INSTRUCTIONS FOR THE TASK. Report all lines from the entries below in which "source" appears.

PROVIDED ENTRIES.
— begin —
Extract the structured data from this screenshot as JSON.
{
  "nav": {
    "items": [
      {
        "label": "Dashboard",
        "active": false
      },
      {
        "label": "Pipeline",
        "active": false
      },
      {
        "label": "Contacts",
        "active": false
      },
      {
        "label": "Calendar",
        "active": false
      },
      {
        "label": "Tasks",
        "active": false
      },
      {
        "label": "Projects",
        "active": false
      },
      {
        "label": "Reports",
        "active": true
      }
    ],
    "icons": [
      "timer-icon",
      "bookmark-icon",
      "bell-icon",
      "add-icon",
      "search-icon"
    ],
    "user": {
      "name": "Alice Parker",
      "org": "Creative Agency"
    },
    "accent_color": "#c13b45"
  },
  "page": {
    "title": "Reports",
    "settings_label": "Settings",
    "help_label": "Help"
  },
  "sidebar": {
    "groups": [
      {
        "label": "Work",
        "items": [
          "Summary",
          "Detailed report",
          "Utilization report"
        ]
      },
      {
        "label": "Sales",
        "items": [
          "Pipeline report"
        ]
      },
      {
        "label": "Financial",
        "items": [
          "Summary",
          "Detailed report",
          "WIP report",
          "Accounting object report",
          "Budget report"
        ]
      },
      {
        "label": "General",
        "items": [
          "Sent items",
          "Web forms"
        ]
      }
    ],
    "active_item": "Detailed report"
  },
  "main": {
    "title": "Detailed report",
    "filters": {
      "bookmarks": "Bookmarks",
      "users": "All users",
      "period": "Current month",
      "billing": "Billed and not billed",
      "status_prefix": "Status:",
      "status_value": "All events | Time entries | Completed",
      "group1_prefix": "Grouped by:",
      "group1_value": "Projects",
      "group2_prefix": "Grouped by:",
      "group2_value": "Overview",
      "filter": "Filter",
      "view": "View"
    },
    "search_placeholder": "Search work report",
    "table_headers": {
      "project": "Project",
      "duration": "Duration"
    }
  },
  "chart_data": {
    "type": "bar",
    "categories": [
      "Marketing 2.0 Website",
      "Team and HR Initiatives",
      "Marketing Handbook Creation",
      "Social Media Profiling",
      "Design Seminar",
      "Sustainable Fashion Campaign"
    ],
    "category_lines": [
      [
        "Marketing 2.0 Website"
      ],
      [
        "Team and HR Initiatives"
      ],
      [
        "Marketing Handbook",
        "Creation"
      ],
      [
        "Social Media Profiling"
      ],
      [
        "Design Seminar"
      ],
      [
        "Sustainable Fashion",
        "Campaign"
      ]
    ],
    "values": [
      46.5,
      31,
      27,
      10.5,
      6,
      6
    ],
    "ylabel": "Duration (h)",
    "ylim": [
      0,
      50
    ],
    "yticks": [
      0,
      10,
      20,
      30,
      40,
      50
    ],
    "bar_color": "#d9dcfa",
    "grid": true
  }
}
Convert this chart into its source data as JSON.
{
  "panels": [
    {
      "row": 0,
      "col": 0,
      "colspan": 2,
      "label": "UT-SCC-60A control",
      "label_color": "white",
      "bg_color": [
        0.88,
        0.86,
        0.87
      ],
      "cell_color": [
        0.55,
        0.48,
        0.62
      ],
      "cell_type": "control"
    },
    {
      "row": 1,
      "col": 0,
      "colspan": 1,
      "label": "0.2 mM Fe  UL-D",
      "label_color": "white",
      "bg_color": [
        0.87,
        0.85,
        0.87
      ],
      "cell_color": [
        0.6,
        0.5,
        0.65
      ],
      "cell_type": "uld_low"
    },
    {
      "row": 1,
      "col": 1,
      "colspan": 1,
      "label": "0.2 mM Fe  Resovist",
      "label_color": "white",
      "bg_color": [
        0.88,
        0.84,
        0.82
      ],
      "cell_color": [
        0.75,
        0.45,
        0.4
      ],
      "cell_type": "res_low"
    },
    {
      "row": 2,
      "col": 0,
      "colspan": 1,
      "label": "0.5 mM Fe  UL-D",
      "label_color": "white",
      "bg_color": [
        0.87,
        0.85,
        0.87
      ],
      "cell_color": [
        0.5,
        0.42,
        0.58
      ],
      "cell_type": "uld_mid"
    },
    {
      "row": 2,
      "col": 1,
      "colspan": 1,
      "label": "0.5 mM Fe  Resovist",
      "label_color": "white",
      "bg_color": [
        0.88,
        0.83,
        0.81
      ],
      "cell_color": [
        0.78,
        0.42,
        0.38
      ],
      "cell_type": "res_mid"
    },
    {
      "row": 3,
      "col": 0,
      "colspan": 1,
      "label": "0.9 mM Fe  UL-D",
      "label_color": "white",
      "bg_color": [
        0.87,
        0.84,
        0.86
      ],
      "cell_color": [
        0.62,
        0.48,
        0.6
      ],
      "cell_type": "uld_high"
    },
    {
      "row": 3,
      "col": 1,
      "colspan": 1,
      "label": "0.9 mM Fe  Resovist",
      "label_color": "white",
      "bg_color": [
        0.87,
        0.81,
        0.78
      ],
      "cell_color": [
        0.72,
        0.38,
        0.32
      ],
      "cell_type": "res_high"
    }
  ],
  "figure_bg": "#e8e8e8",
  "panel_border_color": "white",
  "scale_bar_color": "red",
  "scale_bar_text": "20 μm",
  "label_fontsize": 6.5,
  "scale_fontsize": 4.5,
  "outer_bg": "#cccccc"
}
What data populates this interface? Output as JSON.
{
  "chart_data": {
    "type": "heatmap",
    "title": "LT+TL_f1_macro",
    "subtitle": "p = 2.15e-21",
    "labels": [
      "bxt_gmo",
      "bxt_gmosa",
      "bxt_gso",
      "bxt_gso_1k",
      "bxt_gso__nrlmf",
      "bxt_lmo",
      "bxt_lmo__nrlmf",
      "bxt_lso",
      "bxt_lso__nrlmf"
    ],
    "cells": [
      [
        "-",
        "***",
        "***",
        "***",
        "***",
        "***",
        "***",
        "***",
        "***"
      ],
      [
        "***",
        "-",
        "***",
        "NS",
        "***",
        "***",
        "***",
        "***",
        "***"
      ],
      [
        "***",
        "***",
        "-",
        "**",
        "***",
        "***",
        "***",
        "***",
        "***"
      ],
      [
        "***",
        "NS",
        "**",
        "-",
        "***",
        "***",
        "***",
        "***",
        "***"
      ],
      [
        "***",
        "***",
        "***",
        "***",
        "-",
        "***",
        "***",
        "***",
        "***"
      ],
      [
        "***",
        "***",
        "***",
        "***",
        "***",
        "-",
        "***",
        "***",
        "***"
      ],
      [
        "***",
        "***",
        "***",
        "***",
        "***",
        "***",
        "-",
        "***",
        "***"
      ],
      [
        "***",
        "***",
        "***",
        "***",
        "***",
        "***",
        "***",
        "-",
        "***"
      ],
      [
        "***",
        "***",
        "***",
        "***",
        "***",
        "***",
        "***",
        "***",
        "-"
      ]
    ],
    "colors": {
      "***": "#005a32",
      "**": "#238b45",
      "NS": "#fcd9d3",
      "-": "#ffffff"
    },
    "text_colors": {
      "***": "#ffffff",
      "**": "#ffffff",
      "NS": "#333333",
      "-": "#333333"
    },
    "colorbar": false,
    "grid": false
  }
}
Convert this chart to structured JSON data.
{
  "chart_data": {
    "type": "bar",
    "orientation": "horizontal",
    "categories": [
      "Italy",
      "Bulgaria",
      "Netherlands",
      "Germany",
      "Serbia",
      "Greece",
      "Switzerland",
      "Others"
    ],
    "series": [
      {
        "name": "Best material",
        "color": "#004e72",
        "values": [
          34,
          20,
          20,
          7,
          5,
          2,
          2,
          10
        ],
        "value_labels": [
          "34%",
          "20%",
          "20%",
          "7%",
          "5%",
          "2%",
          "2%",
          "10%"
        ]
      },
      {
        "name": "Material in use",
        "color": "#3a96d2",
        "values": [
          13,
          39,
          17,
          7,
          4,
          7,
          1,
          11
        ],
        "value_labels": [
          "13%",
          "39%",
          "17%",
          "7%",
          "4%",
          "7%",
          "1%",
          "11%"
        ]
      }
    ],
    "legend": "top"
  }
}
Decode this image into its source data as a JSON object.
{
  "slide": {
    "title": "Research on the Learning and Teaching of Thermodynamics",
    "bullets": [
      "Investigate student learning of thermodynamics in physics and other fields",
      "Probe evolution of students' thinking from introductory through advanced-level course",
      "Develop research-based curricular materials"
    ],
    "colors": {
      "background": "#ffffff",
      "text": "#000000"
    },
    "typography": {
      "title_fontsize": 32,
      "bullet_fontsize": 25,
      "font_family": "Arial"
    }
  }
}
— end —
SOLUTION FOR THIS EXERCISE.
Convert this chart into its source data as JSON.
Decode this image into its source data as a JSON object.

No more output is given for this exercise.